╭─ Data to process
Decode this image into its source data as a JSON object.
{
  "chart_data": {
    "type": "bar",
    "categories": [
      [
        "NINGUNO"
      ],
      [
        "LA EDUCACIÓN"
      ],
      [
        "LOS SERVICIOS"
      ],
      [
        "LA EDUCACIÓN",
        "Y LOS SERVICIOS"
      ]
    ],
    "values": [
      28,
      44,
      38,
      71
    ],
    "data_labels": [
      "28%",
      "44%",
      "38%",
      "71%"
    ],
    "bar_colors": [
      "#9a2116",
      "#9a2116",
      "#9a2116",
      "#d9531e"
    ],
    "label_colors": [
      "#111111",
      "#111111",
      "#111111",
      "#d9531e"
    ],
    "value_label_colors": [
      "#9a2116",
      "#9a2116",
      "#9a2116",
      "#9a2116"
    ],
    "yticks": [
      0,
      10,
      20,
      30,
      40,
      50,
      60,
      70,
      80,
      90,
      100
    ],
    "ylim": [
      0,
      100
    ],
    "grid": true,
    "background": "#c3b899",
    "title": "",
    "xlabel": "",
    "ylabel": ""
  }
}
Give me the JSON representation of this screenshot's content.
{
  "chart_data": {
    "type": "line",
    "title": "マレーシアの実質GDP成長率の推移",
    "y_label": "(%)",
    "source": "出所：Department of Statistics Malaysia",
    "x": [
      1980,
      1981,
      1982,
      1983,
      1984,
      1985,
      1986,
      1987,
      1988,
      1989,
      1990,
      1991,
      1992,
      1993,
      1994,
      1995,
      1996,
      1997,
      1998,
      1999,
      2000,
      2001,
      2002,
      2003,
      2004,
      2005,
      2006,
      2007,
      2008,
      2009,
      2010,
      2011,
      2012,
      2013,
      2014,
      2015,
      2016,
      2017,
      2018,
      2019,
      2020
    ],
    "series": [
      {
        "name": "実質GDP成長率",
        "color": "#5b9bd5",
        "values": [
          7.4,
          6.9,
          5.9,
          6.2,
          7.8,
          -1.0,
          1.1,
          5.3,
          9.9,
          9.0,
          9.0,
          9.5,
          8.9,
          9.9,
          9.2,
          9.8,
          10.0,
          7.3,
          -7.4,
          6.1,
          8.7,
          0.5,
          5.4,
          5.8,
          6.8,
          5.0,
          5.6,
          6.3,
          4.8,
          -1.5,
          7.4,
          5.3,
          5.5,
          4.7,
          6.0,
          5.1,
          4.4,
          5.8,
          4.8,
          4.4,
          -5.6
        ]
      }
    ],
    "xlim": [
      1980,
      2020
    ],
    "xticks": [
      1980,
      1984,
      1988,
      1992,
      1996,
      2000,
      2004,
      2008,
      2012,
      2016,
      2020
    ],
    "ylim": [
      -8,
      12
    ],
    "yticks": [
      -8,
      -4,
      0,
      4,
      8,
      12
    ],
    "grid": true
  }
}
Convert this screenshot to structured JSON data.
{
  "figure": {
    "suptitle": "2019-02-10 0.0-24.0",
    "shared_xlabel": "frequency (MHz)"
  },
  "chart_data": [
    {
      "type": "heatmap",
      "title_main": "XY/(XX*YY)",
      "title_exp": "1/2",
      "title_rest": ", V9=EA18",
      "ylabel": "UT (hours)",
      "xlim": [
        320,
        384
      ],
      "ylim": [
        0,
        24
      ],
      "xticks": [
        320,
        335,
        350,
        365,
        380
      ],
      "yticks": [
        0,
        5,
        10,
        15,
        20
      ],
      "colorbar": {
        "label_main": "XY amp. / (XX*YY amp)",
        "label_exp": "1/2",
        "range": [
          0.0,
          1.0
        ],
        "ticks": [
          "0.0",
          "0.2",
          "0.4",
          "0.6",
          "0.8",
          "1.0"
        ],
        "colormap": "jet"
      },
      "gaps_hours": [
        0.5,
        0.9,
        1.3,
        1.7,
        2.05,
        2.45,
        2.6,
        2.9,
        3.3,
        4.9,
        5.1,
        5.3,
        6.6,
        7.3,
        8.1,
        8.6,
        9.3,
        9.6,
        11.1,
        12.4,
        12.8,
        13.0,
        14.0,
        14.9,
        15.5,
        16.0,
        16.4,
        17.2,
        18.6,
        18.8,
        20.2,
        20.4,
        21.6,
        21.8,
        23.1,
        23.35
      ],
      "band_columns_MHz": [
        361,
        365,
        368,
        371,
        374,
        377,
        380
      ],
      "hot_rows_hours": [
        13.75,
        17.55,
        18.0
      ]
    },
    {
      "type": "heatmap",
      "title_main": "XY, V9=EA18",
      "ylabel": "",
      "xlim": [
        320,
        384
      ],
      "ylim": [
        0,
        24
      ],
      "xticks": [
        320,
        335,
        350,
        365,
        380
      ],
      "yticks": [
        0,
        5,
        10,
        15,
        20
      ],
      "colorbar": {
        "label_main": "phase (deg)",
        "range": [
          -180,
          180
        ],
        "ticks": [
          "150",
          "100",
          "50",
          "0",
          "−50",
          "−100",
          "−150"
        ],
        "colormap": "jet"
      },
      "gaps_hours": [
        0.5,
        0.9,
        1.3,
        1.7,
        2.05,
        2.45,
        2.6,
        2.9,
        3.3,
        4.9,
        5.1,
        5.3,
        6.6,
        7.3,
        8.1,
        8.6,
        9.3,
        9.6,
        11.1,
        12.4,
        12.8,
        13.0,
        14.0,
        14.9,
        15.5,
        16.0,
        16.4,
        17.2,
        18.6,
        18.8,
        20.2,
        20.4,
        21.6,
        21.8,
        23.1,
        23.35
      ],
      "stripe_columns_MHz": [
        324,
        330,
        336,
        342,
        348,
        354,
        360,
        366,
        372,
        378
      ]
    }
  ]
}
╰─
Problem details - Repeat the material above in full, exactly as it stands.

Response for this exercise -
Decode this image into its source data as a JSON object.
{
  "chart_data": {
    "type": "bar",
    "categories": [
      [
        "NINGUNO"
      ],
      [
        "LA EDUCACIÓN"
      ],
      [
        "LOS SERVICIOS"
      ],
      [
        "LA EDUCACIÓN",
        "Y LOS SERVICIOS"
      ]
    ],
    "values": [
      28,
      44,
      38,
      71
    ],
    "data_labels": [
      "28%",
      "44%",
      "38%",
      "71%"
    ],
    "bar_colors": [
      "#9a2116",
      "#9a2116",
      "#9a2116",
      "#d9531e"
    ],
    "label_colors": [
      "#111111",
      "#111111",
      "#111111",
      "#d9531e"
    ],
    "value_label_colors": [
      "#9a2116",
      "#9a2116",
      "#9a2116",
      "#9a2116"
    ],
    "yticks": [
      0,
      10,
      20,
      30,
      40,
      50,
      60,
      70,
      80,
      90,
      100
    ],
    "ylim": [
      0,
      100
    ],
    "grid": true,
    "background": "#c3b899",
    "title": "",
    "xlabel": "",
    "ylabel": ""
  }
}
Give me the JSON representation of this screenshot's content.
{
  "chart_data": {
    "type": "line",
    "title": "マレーシアの実質GDP成長率の推移",
    "y_label": "(%)",
    "source": "出所：Department of Statistics Malaysia",
    "x": [
      1980,
      1981,
      1982,
      1983,
      1984,
      1985,
      1986,
      1987,
      1988,
      1989,
      1990,
      1991,
      1992,
      1993,
      1994,
      1995,
      1996,
      1997,
      1998,
      1999,
      2000,
      2001,
      2002,
      2003,
      2004,
      2005,
      2006,
      2007,
      2008,
      2009,
      2010,
      2011,
      2012,
      2013,
      2014,
      2015,
      2016,
      2017,
      2018,
      2019,
      2020
    ],
    "series": [
      {
        "name": "実質GDP成長率",
        "color": "#5b9bd5",
        "values": [
          7.4,
          6.9,
          5.9,
          6.2,
          7.8,
          -1.0,
          1.1,
          5.3,
          9.9,
          9.0,
          9.0,
          9.5,
          8.9,
          9.9,
          9.2,
          9.8,
          10.0,
          7.3,
          -7.4,
          6.1,
          8.7,
          0.5,
          5.4,
          5.8,
          6.8,
          5.0,
          5.6,
          6.3,
          4.8,
          -1.5,
          7.4,
          5.3,
          5.5,
          4.7,
          6.0,
          5.1,
          4.4,
          5.8,
          4.8,
          4.4,
          -5.6
        ]
      }
    ],
    "xlim": [
      1980,
      2020
    ],
    "xticks": [
      1980,
      1984,
      1988,
      1992,
      1996,
      2000,
      2004,
      2008,
      2012,
      2016,
      2020
    ],
    "ylim": [
      -8,
      12
    ],
    "yticks": [
      -8,
      -4,
      0,
      4,
      8,
      12
    ],
    "grid": true
  }
}
Convert this screenshot to structured JSON data.
{
  "figure": {
    "suptitle": "2019-02-10 0.0-24.0",
    "shared_xlabel": "frequency (MHz)"
  },
  "chart_data": [
    {
      "type": "heatmap",
      "title_main": "XY/(XX*YY)",
      "title_exp": "1/2",
      "title_rest": ", V9=EA18",
      "ylabel": "UT (hours)",
      "xlim": [
        320,
        384
      ],
      "ylim": [
        0,
        24
      ],
      "xticks": [
        320,
        335,
        350,
        365,
        380
      ],
      "yticks": [
        0,
        5,
        10,
        15,
        20
      ],
      "colorbar": {
        "label_main": "XY amp. / (XX*YY amp)",
        "label_exp": "1/2",
        "range": [
          0.0,
          1.0
        ],
        "ticks": [
          "0.0",
          "0.2",
          "0.4",
          "0.6",
          "0.8",
          "1.0"
        ],
        "colormap": "jet"
      },
      "gaps_hours": [
        0.5,
        0.9,
        1.3,
        1.7,
        2.05,
        2.45,
        2.6,
        2.9,
        3.3,
        4.9,
        5.1,
        5.3,
        6.6,
        7.3,
        8.1,
        8.6,
        9.3,
        9.6,
        11.1,
        12.4,
        12.8,
        13.0,
        14.0,
        14.9,
        15.5,
        16.0,
        16.4,
        17.2,
        18.6,
        18.8,
        20.2,
        20.4,
        21.6,
        21.8,
        23.1,
        23.35
      ],
      "band_columns_MHz": [
        361,
        365,
        368,
        371,
        374,
        377,
        380
      ],
      "hot_rows_hours": [
        13.75,
        17.55,
        18.0
      ]
    },
    {
      "type": "heatmap",
      "title_main": "XY, V9=EA18",
      "ylabel": "",
      "xlim": [
        320,
        384
      ],
      "ylim": [
        0,
        24
      ],
      "xticks": [
        320,
        335,
        350,
        365,
        380
      ],
      "yticks": [
        0,
        5,
        10,
        15,
        20
      ],
      "colorbar": {
        "label_main": "phase (deg)",
        "range": [
          -180,
          180
        ],
        "ticks": [
          "150",
          "100",
          "50",
          "0",
          "−50",
          "−100",
          "−150"
        ],
        "colormap": "jet"
      },
      "gaps_hours": [
        0.5,
        0.9,
        1.3,
        1.7,
        2.05,
        2.45,
        2.6,
        2.9,
        3.3,
        4.9,
        5.1,
        5.3,
        6.6,
        7.3,
        8.1,
        8.6,
        9.3,
        9.6,
        11.1,
        12.4,
        12.8,
        13.0,
        14.0,
        14.9,
        15.5,
        16.0,
        16.4,
        17.2,
        18.6,
        18.8,
        20.2,
        20.4,
        21.6,
        21.8,
        23.1,
        23.35
      ],
      "stripe_columns_MHz": [
        324,
        330,
        336,
        342,
        348,
        354,
        360,
        366,
        372,
        378
      ]
    }
  ]
}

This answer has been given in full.